[Begin]

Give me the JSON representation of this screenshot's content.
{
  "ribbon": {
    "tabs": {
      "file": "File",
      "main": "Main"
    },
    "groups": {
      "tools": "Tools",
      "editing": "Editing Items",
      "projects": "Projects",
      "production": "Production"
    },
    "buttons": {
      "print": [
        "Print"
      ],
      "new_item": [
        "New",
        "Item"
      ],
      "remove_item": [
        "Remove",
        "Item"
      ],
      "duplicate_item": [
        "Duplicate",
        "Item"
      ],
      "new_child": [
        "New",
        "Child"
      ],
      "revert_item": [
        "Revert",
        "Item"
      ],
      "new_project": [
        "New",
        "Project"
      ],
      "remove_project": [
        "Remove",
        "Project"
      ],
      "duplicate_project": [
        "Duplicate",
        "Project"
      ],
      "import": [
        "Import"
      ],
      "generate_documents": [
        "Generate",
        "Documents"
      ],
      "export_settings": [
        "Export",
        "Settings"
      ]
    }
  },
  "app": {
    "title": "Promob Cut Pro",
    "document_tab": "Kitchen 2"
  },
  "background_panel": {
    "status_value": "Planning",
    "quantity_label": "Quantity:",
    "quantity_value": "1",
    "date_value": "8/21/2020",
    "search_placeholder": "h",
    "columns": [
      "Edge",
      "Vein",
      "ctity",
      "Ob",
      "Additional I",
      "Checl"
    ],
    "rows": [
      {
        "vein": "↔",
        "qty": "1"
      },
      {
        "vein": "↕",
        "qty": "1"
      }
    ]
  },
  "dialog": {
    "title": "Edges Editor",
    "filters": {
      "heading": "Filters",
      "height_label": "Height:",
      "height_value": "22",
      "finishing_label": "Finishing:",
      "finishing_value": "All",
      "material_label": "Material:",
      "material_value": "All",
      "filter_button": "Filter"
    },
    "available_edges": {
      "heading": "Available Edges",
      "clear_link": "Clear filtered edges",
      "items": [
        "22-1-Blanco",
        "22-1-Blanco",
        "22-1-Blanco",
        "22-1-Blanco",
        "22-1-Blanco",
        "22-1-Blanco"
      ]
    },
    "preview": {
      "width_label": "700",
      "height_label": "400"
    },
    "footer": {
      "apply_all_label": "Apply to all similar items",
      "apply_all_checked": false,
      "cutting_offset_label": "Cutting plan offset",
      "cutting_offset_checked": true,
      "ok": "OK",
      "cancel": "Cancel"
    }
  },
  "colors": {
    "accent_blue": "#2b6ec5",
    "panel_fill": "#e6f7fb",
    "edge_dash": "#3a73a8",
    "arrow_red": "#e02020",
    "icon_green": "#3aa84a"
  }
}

[End]

*Exercise brief*. Copy out the material above in its entirety. Every detail must match.

*Response to this exercise*.
Give me the JSON representation of this screenshot's content.
{
  "ribbon": {
    "tabs": {
      "file": "File",
      "main": "Main"
    },
    "groups": {
      "tools": "Tools",
      "editing": "Editing Items",
      "projects": "Projects",
      "production": "Production"
    },
    "buttons": {
      "print": [
        "Print"
      ],
      "new_item": [
        "New",
        "Item"
      ],
      "remove_item": [
        "Remove",
        "Item"
      ],
      "duplicate_item": [
        "Duplicate",
        "Item"
      ],
      "new_child": [
        "New",
        "Child"
      ],
      "revert_item": [
        "Revert",
        "Item"
      ],
      "new_project": [
        "New",
        "Project"
      ],
      "remove_project": [
        "Remove",
        "Project"
      ],
      "duplicate_project": [
        "Duplicate",
        "Project"
      ],
      "import": [
        "Import"
      ],
      "generate_documents": [
        "Generate",
        "Documents"
      ],
      "export_settings": [
        "Export",
        "Settings"
      ]
    }
  },
  "app": {
    "title": "Promob Cut Pro",
    "document_tab": "Kitchen 2"
  },
  "background_panel": {
    "status_value": "Planning",
    "quantity_label": "Quantity:",
    "quantity_value": "1",
    "date_value": "8/21/2020",
    "search_placeholder": "h",
    "columns": [
      "Edge",
      "Vein",
      "ctity",
      "Ob",
      "Additional I",
      "Checl"
    ],
    "rows": [
      {
        "vein": "↔",
        "qty": "1"
      },
      {
        "vein": "↕",
        "qty": "1"
      }
    ]
  },
  "dialog": {
    "title": "Edges Editor",
    "filters": {
      "heading": "Filters",
      "height_label": "Height:",
      "height_value": "22",
      "finishing_label": "Finishing:",
      "finishing_value": "All",
      "material_label": "Material:",
      "material_value": "All",
      "filter_button": "Filter"
    },
    "available_edges": {
      "heading": "Available Edges",
      "clear_link": "Clear filtered edges",
      "items": [
        "22-1-Blanco",
        "22-1-Blanco",
        "22-1-Blanco",
        "22-1-Blanco",
        "22-1-Blanco",
        "22-1-Blanco"
      ]
    },
    "preview": {
      "width_label": "700",
      "height_label": "400"
    },
    "footer": {
      "apply_all_label": "Apply to all similar items",
      "apply_all_checked": false,
      "cutting_offset_label": "Cutting plan offset",
      "cutting_offset_checked": true,
      "ok": "OK",
      "cancel": "Cancel"
    }
  },
  "colors": {
    "accent_blue": "#2b6ec5",
    "panel_fill": "#e6f7fb",
    "edge_dash": "#3a73a8",
    "arrow_red": "#e02020",
    "icon_green": "#3aa84a"
  }
}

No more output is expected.